Repeat the listing below in full, exactly as it stands.

*Data to process*
-------------------------
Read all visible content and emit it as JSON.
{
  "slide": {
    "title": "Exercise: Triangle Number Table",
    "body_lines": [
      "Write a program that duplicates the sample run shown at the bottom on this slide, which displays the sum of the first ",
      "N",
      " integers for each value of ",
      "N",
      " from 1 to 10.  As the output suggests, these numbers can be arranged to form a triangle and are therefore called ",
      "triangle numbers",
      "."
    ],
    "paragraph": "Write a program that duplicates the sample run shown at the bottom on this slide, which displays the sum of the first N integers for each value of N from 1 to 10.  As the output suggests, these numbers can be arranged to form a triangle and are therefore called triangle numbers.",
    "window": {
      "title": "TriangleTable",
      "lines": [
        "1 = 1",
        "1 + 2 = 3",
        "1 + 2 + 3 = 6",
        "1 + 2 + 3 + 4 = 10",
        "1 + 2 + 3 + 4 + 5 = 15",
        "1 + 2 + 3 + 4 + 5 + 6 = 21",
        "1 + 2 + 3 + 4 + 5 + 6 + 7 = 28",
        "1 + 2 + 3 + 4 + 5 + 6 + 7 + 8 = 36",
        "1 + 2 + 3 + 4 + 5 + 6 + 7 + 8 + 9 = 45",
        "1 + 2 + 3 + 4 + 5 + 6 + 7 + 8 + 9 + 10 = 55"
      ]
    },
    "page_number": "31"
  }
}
-------------------------
*Finished answer*
Read all visible content and emit it as JSON.
{
  "slide": {
    "title": "Exercise: Triangle Number Table",
    "body_lines": [
      "Write a program that duplicates the sample run shown at the bottom on this slide, which displays the sum of the first ",
      "N",
      " integers for each value of ",
      "N",
      " from 1 to 10.  As the output suggests, these numbers can be arranged to form a triangle and are therefore called ",
      "triangle numbers",
      "."
    ],
    "paragraph": "Write a program that duplicates the sample run shown at the bottom on this slide, which displays the sum of the first N integers for each value of N from 1 to 10.  As the output suggests, these numbers can be arranged to form a triangle and are therefore called triangle numbers.",
    "window": {
      "title": "TriangleTable",
      "lines": [
        "1 = 1",
        "1 + 2 = 3",
        "1 + 2 + 3 = 6",
        "1 + 2 + 3 + 4 = 10",
        "1 + 2 + 3 + 4 + 5 = 15",
        "1 + 2 + 3 + 4 + 5 + 6 = 21",
        "1 + 2 + 3 + 4 + 5 + 6 + 7 = 28",
        "1 + 2 + 3 + 4 + 5 + 6 + 7 + 8 = 36",
        "1 + 2 + 3 + 4 + 5 + 6 + 7 + 8 + 9 = 45",
        "1 + 2 + 3 + 4 + 5 + 6 + 7 + 8 + 9 + 10 = 55"
      ]
    },
    "page_number": "31"
  }
}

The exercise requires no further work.